Stored records
## start
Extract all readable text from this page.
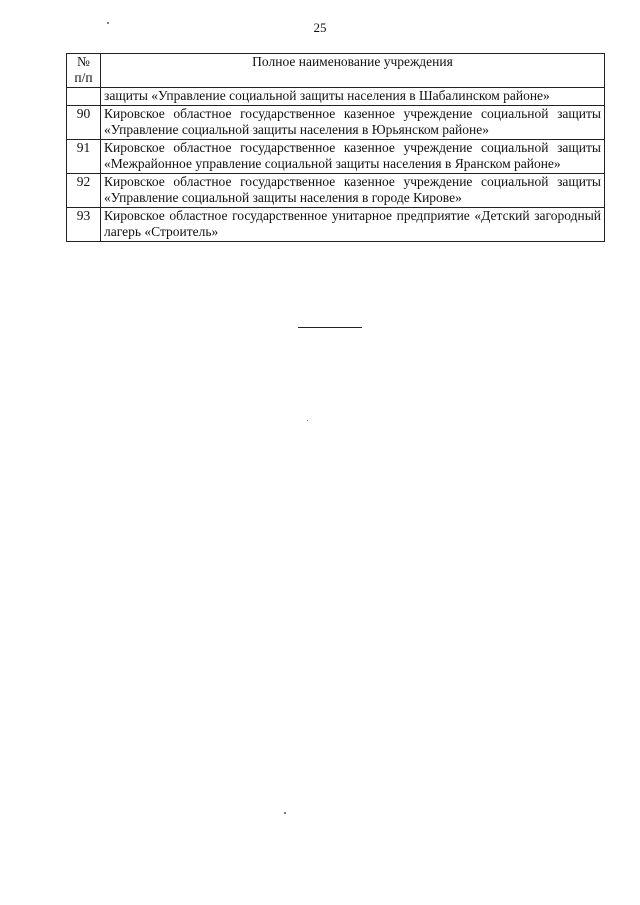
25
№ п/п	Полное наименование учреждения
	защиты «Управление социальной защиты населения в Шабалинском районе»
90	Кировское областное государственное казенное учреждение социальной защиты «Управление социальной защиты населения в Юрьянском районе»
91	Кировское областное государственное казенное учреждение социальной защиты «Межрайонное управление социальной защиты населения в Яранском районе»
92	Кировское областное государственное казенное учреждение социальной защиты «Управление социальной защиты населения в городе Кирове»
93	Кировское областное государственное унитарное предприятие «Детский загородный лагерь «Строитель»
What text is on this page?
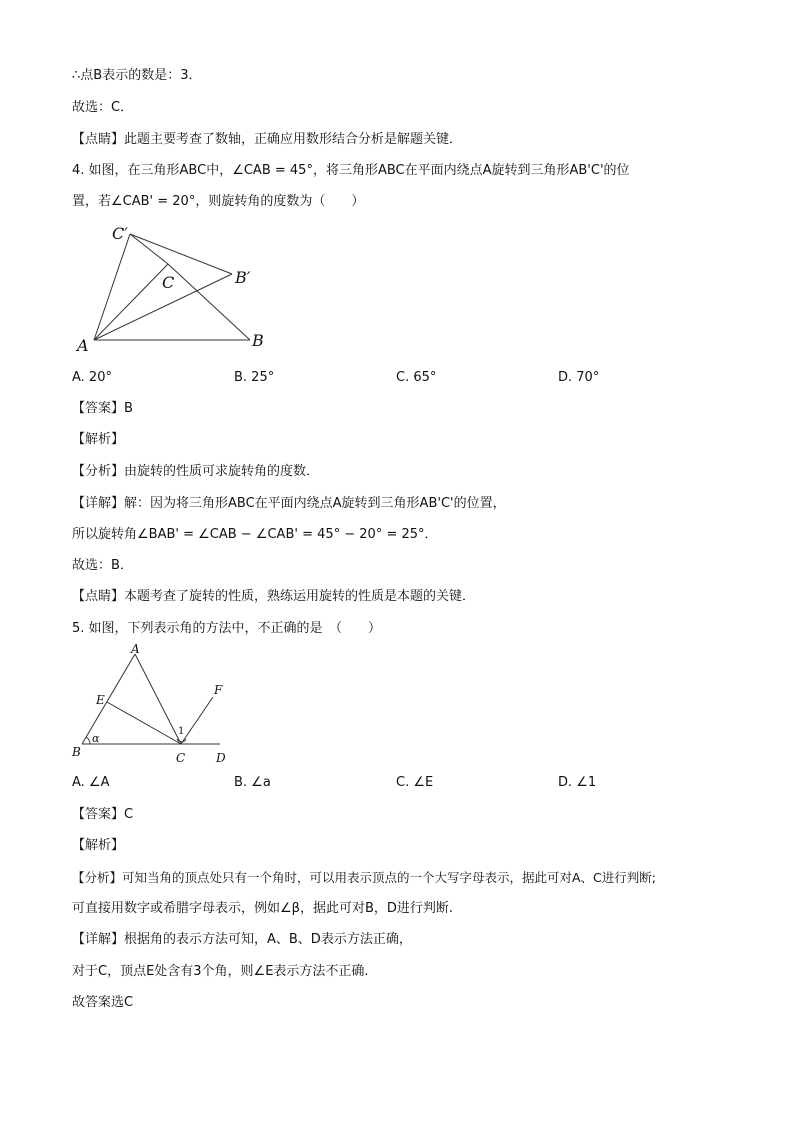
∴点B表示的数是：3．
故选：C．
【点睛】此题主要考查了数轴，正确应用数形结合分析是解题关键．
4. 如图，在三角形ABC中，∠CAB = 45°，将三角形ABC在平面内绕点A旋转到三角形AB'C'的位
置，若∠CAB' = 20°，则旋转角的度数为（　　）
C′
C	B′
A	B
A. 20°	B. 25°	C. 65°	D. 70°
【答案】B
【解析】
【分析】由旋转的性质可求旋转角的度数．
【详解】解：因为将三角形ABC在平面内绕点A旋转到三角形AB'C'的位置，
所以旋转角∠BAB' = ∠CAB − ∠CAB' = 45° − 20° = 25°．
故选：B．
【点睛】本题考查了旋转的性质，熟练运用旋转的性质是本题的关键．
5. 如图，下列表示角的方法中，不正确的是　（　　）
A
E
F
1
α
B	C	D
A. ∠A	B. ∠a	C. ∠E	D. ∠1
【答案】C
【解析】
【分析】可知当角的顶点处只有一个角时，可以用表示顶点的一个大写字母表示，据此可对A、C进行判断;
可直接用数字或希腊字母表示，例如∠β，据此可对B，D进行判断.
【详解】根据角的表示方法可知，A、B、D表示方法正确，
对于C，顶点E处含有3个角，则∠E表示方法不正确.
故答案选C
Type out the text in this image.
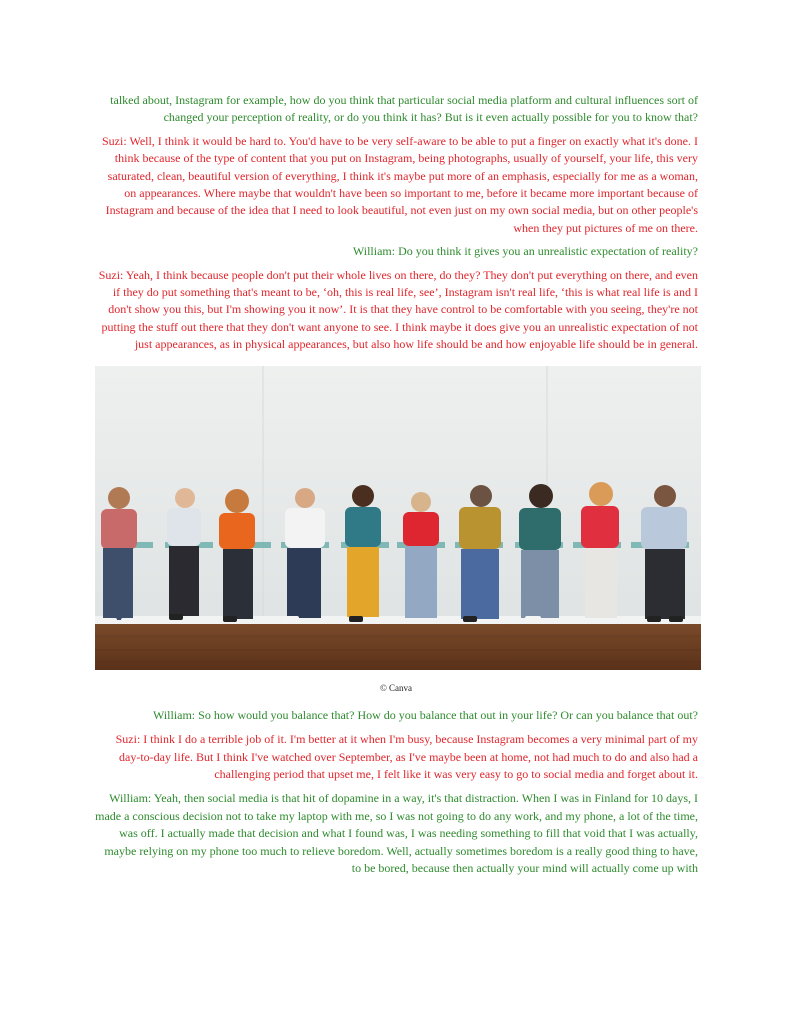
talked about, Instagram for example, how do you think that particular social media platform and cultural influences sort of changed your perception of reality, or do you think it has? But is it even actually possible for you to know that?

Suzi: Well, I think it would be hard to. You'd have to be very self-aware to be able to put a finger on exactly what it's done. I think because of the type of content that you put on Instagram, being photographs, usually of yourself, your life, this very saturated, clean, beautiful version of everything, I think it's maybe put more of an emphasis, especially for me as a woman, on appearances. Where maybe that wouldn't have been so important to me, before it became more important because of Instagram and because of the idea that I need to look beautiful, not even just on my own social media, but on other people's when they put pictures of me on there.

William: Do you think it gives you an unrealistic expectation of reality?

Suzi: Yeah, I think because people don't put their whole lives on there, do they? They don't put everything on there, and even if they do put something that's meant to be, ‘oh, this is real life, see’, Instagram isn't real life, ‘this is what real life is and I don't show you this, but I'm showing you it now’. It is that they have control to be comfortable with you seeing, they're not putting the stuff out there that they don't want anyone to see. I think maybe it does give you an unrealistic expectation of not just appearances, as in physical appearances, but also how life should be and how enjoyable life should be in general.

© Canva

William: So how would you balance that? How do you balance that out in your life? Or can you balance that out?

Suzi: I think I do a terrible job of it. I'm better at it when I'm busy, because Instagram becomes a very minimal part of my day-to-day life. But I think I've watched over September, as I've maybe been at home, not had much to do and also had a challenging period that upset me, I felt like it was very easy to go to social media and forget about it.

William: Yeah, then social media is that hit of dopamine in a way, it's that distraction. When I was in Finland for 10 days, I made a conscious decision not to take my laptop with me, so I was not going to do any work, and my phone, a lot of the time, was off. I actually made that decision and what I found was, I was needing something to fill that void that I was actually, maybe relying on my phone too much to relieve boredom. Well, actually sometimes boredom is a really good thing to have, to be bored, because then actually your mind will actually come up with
## end
## start
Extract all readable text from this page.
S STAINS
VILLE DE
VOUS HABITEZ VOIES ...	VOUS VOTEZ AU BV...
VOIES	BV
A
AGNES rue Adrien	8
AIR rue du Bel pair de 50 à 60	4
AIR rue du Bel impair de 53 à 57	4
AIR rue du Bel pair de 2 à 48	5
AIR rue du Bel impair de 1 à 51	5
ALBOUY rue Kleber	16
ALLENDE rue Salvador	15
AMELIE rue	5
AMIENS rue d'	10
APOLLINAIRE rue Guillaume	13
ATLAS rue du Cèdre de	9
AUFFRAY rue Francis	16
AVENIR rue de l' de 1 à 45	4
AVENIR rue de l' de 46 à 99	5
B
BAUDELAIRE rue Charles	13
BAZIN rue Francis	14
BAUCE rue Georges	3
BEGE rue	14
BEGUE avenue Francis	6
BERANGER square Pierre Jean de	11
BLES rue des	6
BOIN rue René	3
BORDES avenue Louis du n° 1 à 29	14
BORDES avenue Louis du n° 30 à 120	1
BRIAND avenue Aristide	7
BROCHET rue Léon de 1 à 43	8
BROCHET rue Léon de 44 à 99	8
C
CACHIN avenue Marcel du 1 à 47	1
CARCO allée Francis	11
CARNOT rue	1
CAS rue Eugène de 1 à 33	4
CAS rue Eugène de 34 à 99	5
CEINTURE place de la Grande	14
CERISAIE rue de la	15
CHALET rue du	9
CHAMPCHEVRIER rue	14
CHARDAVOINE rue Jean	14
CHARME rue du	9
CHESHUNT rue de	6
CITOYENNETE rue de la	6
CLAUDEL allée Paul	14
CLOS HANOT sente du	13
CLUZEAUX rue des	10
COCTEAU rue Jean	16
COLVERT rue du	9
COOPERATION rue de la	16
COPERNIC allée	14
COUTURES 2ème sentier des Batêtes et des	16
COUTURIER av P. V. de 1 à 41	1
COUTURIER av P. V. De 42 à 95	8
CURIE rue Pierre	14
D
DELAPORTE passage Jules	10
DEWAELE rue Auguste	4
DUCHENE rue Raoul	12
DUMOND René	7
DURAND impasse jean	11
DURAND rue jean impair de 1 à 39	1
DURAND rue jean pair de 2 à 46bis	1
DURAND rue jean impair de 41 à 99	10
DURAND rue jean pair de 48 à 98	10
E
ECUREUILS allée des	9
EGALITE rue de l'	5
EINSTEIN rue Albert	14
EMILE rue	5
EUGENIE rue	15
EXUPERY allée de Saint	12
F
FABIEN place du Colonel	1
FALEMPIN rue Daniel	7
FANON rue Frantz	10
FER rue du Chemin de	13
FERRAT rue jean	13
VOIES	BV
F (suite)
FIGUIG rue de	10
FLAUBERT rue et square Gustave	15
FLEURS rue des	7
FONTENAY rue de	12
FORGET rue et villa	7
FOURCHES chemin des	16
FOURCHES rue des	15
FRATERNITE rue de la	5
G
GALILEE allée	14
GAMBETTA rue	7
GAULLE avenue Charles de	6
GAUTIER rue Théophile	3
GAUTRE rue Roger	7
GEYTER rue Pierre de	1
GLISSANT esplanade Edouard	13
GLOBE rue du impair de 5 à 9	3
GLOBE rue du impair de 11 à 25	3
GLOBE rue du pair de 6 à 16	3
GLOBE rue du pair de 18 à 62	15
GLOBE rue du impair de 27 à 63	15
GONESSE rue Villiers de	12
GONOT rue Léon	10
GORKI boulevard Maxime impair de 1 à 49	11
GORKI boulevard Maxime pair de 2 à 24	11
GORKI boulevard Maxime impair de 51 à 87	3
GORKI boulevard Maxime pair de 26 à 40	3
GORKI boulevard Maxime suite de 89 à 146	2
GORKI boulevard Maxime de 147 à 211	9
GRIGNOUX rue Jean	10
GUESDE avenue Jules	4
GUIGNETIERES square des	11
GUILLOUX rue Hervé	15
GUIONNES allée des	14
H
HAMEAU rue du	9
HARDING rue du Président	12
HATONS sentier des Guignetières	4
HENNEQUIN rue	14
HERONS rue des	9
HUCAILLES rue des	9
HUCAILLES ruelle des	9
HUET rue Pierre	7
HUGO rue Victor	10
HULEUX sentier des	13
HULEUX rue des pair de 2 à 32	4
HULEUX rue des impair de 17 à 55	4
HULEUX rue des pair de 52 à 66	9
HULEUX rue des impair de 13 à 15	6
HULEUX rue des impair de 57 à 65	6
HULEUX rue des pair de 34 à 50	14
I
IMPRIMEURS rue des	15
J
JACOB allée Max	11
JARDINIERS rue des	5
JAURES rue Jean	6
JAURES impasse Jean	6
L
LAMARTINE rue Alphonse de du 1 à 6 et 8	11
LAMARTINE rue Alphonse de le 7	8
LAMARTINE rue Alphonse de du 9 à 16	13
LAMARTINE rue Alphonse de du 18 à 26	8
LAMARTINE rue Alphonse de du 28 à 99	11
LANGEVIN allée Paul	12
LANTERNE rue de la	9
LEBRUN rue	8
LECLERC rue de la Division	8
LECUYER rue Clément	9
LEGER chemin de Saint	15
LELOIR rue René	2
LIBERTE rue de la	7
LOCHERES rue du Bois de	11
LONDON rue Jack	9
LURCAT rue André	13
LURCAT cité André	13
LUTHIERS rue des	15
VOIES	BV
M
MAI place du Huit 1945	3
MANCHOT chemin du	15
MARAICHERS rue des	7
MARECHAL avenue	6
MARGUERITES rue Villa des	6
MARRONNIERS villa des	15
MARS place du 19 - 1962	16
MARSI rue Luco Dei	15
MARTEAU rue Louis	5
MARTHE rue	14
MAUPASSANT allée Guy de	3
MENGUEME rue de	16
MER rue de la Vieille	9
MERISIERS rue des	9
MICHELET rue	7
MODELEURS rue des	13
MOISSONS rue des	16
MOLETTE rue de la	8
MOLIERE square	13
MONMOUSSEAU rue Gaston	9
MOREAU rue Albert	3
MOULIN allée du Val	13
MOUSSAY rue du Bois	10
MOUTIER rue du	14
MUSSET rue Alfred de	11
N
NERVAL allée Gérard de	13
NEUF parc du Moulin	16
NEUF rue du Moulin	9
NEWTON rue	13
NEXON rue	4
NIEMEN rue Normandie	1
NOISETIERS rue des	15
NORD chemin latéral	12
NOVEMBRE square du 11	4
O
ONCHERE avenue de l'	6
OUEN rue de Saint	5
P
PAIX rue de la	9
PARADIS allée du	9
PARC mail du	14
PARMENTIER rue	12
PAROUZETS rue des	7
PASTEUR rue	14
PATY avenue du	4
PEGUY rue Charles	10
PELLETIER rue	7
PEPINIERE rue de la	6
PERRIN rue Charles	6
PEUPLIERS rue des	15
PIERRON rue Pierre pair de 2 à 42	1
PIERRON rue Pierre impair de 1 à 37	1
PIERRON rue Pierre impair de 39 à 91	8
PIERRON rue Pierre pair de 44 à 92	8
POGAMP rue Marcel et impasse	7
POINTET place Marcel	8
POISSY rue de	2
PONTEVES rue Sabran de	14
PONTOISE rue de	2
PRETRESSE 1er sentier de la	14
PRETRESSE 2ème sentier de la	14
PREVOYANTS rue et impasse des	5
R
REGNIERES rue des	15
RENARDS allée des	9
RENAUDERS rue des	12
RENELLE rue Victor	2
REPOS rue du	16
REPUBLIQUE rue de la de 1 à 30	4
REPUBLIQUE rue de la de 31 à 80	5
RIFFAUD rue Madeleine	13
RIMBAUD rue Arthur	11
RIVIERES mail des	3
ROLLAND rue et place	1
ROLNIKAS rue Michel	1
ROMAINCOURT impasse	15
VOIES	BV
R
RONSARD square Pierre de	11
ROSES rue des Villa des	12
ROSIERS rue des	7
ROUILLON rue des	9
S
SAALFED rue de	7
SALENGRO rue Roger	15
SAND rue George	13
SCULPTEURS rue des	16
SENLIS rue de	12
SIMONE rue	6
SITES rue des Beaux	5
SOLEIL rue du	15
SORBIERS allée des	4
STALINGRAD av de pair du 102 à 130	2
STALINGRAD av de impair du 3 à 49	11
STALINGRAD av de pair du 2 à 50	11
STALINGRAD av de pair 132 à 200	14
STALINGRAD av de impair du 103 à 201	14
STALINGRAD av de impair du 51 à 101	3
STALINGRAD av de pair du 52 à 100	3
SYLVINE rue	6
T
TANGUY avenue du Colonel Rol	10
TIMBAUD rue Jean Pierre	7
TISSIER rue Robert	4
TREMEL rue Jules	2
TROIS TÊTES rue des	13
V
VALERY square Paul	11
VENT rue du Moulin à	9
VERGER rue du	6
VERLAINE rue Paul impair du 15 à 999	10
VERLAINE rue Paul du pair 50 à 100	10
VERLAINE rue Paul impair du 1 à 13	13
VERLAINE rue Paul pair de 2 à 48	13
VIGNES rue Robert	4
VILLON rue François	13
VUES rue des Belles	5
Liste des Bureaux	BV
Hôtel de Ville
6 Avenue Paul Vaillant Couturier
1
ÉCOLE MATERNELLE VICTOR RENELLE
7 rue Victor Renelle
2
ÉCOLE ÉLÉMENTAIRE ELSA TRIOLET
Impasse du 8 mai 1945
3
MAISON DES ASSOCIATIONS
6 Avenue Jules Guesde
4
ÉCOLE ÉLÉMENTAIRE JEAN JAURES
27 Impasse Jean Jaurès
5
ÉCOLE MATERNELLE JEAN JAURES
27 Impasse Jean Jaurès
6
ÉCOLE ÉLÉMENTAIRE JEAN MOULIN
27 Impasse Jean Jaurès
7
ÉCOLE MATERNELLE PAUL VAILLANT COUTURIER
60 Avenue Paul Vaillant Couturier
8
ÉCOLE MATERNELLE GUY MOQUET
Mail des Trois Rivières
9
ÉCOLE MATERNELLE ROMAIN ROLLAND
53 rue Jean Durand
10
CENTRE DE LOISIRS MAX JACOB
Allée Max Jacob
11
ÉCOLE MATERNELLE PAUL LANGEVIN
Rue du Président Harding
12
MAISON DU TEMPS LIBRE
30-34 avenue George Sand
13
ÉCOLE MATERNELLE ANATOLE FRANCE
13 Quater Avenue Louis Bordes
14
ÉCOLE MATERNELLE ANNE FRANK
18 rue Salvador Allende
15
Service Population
## end
## start
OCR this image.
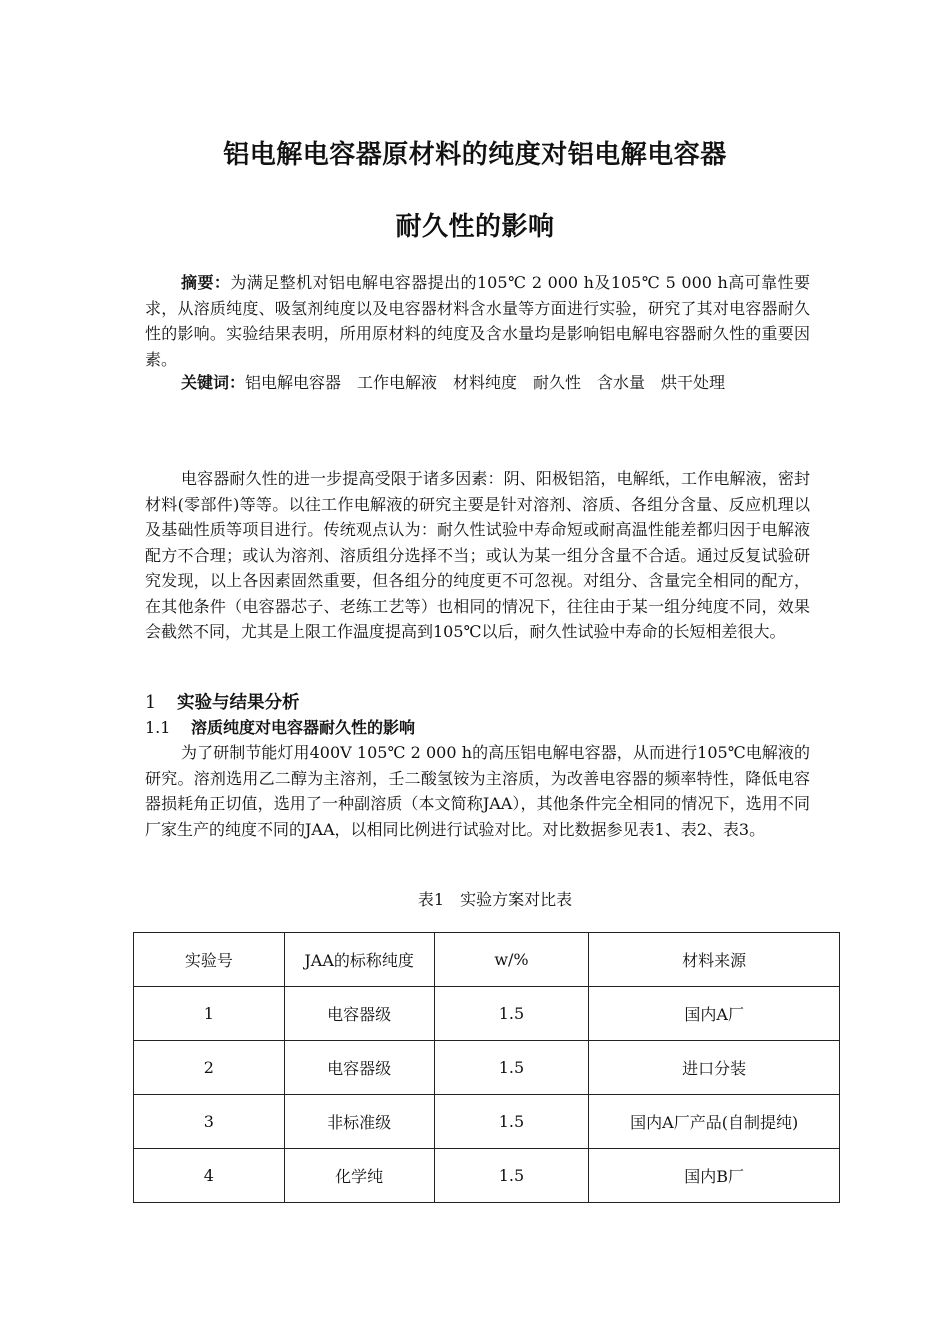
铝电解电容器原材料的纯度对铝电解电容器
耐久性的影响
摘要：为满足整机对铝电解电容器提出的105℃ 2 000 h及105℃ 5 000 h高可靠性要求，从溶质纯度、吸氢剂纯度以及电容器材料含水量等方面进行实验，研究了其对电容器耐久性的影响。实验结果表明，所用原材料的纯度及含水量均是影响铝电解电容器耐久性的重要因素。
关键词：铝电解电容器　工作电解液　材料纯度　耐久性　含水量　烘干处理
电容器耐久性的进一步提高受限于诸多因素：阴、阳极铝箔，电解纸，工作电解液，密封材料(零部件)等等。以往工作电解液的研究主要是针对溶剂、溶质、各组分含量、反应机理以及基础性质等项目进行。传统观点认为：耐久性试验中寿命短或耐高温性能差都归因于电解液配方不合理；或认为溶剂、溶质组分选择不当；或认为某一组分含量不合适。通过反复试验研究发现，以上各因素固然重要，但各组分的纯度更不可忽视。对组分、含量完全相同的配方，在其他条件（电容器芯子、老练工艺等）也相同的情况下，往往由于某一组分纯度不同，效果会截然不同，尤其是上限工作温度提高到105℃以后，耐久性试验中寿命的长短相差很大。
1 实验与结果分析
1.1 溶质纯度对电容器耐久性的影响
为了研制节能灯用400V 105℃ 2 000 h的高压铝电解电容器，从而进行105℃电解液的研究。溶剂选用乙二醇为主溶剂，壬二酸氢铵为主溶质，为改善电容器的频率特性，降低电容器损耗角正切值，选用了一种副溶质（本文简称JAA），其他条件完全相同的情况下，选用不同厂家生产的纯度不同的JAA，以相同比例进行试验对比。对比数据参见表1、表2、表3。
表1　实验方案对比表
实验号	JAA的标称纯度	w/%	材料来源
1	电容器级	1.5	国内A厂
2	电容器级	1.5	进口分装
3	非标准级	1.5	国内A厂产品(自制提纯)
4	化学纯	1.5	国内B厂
## end
GIVEN PROBLEM
Pull out each line of the entries that contains "Pierre".

ANSWER TO THE TASK
BERANGER square Pierre Jean de	11
CURIE rue Pierre	14
GEYTER rue Pierre de	1
HUET rue Pierre	7
PIERRON rue Pierre pair de 2 à 42	1
PIERRON rue Pierre impair de 1 à 37	1
PIERRON rue Pierre impair de 39 à 91	8
PIERRON rue Pierre pair de 44 à 92	8
RONSARD square Pierre de	11
TIMBAUD rue Jean Pierre	7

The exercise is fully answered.